(Layout annotation data)
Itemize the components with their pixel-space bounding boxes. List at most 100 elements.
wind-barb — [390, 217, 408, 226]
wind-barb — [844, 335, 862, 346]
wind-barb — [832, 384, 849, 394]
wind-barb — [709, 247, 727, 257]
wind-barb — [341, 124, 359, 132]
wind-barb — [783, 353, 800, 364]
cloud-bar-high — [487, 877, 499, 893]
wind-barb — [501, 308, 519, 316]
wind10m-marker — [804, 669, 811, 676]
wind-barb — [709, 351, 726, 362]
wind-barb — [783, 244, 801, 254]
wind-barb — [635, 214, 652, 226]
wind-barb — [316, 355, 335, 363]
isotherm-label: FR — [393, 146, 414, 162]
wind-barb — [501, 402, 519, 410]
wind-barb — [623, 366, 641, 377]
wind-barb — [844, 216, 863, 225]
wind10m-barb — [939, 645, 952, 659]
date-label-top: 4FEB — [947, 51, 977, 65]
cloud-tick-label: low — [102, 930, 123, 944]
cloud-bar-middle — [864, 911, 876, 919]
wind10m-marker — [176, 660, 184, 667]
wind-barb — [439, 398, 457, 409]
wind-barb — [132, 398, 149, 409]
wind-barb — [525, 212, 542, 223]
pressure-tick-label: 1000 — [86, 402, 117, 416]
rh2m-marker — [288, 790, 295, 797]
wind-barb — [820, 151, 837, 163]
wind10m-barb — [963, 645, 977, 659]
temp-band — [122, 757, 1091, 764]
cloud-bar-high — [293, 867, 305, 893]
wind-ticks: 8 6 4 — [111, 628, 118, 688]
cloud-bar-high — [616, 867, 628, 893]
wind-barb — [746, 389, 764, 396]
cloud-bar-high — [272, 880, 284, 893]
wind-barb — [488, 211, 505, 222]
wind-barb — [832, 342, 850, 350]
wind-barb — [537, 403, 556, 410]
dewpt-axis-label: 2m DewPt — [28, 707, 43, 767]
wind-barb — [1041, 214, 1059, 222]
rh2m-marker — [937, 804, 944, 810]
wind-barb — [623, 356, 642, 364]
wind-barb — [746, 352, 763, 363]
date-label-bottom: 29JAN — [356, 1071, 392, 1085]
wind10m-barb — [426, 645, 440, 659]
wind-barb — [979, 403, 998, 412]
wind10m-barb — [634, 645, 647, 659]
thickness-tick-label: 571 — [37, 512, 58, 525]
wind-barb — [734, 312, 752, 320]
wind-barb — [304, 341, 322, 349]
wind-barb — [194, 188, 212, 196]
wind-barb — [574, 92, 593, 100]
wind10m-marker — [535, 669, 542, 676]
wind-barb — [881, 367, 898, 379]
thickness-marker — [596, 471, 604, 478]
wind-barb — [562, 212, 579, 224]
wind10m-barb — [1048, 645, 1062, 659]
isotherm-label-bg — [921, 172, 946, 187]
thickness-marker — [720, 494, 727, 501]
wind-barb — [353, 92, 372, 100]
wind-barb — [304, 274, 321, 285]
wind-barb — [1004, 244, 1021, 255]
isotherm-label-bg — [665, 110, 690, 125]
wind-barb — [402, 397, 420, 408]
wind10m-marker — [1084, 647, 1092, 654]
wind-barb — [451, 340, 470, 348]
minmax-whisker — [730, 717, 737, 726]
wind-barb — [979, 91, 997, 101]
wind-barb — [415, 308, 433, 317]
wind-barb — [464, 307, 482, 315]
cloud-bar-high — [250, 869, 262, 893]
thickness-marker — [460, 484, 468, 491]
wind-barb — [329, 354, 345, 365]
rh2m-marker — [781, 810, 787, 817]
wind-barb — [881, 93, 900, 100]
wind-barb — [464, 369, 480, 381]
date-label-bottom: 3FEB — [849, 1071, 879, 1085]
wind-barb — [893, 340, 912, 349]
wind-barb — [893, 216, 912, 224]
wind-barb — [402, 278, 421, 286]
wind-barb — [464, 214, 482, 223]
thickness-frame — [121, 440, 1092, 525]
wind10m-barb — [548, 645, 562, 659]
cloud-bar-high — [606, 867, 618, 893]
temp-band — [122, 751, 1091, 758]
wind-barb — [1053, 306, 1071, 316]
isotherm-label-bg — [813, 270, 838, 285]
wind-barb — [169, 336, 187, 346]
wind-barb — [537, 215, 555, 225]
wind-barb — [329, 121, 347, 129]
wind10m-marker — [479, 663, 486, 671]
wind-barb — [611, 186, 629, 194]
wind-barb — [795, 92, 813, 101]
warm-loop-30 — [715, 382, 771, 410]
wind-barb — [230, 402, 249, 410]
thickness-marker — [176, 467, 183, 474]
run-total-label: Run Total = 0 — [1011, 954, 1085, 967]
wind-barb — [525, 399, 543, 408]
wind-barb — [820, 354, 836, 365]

__STATED PROBLEM__. Can you render every line of the data above as a Markdown table with two columns, Row and Line, numbering the rows in order and leaving out any blank lines?

__EXERCISE SOLUTION__.
| Row | Line |
|---|---|
| 1 | Itemize the components with their pixel-space bounding boxes. List at most 100 elements. |
| 2 | wind-barb — [390, 217, 408, 226] |
| 3 | wind-barb — [844, 335, 862, 346] |
| 4 | wind-barb — [832, 384, 849, 394] |
| 5 | wind-barb — [709, 247, 727, 257] |
| 6 | wind-barb — [341, 124, 359, 132] |
| 7 | wind-barb — [783, 353, 800, 364] |
| 8 | cloud-bar-high — [487, 877, 499, 893] |
| 9 | wind-barb — [501, 308, 519, 316] |
| 10 | wind10m-marker — [804, 669, 811, 676] |
| 11 | wind-barb — [709, 351, 726, 362] |
| 12 | wind-barb — [783, 244, 801, 254] |
| 13 | wind-barb — [635, 214, 652, 226] |
| 14 | wind-barb — [316, 355, 335, 363] |
| 15 | isotherm-label: FR — [393, 146, 414, 162] |
| 16 | wind-barb — [501, 402, 519, 410] |
| 17 | wind-barb — [623, 366, 641, 377] |
| 18 | wind-barb — [844, 216, 863, 225] |
| 19 | wind10m-barb — [939, 645, 952, 659] |
| 20 | date-label-top: 4FEB — [947, 51, 977, 65] |
| 21 | cloud-tick-label: low — [102, 930, 123, 944] |
| 22 | cloud-bar-middle — [864, 911, 876, 919] |
| 23 | wind10m-marker — [176, 660, 184, 667] |
| 24 | wind-barb — [439, 398, 457, 409] |
| 25 | wind-barb — [132, 398, 149, 409] |
| 26 | wind-barb — [525, 212, 542, 223] |
| 27 | pressure-tick-label: 1000 — [86, 402, 117, 416] |
| 28 | rh2m-marker — [288, 790, 295, 797] |
| 29 | wind-barb — [820, 151, 837, 163] |
| 30 | wind10m-barb — [963, 645, 977, 659] |
| 31 | temp-band — [122, 757, 1091, 764] |
| 32 | cloud-bar-high — [293, 867, 305, 893] |
| 33 | wind-ticks: 8 6 4 — [111, 628, 118, 688] |
| 34 | cloud-bar-high — [616, 867, 628, 893] |
| 35 | wind-barb — [746, 389, 764, 396] |
| 36 | cloud-bar-high — [272, 880, 284, 893] |
| 37 | wind-barb — [488, 211, 505, 222] |
| 38 | wind-barb — [832, 342, 850, 350] |
| 39 | wind-barb — [537, 403, 556, 410] |
| 40 | dewpt-axis-label: 2m DewPt — [28, 707, 43, 767] |
| 41 | wind-barb — [1041, 214, 1059, 222] |
| 42 | rh2m-marker — [937, 804, 944, 810] |
| 43 | wind-barb — [623, 356, 642, 364] |
| 44 | wind-barb — [746, 352, 763, 363] |
| 45 | date-label-bottom: 29JAN — [356, 1071, 392, 1085] |
| 46 | wind10m-barb — [426, 645, 440, 659] |
| 47 | wind-barb — [979, 403, 998, 412] |
| 48 | wind10m-barb — [634, 645, 647, 659] |
| 49 | thickness-tick-label: 571 — [37, 512, 58, 525] |
| 50 | wind-barb — [734, 312, 752, 320] |
| 51 | wind-barb — [304, 341, 322, 349] |
| 52 | wind-barb — [194, 188, 212, 196] |
| 53 | wind-barb — [574, 92, 593, 100] |
| 54 | wind10m-marker — [535, 669, 542, 676] |
| 55 | wind-barb — [881, 367, 898, 379] |
| 56 | thickness-marker — [596, 471, 604, 478] |
| 57 | wind-barb — [562, 212, 579, 224] |
| 58 | wind10m-barb — [1048, 645, 1062, 659] |
| 59 | isotherm-label-bg — [921, 172, 946, 187] |
| 60 | thickness-marker — [720, 494, 727, 501] |
| 61 | wind-barb — [353, 92, 372, 100] |
| 62 | wind-barb — [304, 274, 321, 285] |
| 63 | wind-barb — [1004, 244, 1021, 255] |
| 64 | isotherm-label-bg — [665, 110, 690, 125] |
| 65 | wind-barb — [402, 397, 420, 408] |
| 66 | wind10m-marker — [1084, 647, 1092, 654] |
| 67 | wind-barb — [451, 340, 470, 348] |
| 68 | minmax-whisker — [730, 717, 737, 726] |
| 69 | wind-barb — [979, 91, 997, 101] |
| 70 | wind-barb — [415, 308, 433, 317] |
| 71 | wind-barb — [464, 307, 482, 315] |
| 72 | cloud-bar-high — [250, 869, 262, 893] |
| 73 | thickness-marker — [460, 484, 468, 491] |
| 74 | wind-barb — [329, 354, 345, 365] |
| 75 | rh2m-marker — [781, 810, 787, 817] |
| 76 | wind-barb — [881, 93, 900, 100] |
| 77 | wind-barb — [464, 369, 480, 381] |
| 78 | date-label-bottom: 3FEB — [849, 1071, 879, 1085] |
| 79 | wind-barb — [893, 340, 912, 349] |
| 80 | wind-barb — [893, 216, 912, 224] |
| 81 | wind-barb — [402, 278, 421, 286] |
| 82 | wind-barb — [464, 214, 482, 223] |
| 83 | thickness-frame — [121, 440, 1092, 525] |
| 84 | wind10m-barb — [548, 645, 562, 659] |
| 85 | cloud-bar-high — [606, 867, 618, 893] |
| 86 | temp-band — [122, 751, 1091, 758] |
| 87 | wind-barb — [1053, 306, 1071, 316] |
| 88 | isotherm-label-bg — [813, 270, 838, 285] |
| 89 | wind-barb — [169, 336, 187, 346] |
| 90 | wind-barb — [537, 215, 555, 225] |
| 91 | wind-barb — [329, 121, 347, 129] |
| 92 | wind10m-marker — [479, 663, 486, 671] |
| 93 | wind-barb — [611, 186, 629, 194] |
| 94 | wind-barb — [795, 92, 813, 101] |
| 95 | warm-loop-30 — [715, 382, 771, 410] |
| 96 | wind-barb — [230, 402, 249, 410] |
| 97 | thickness-marker — [176, 467, 183, 474] |
| 98 | run-total-label: Run Total = 0 — [1011, 954, 1085, 967] |
| 99 | wind-barb — [525, 399, 543, 408] |
| 100 | wind-barb — [820, 354, 836, 365] |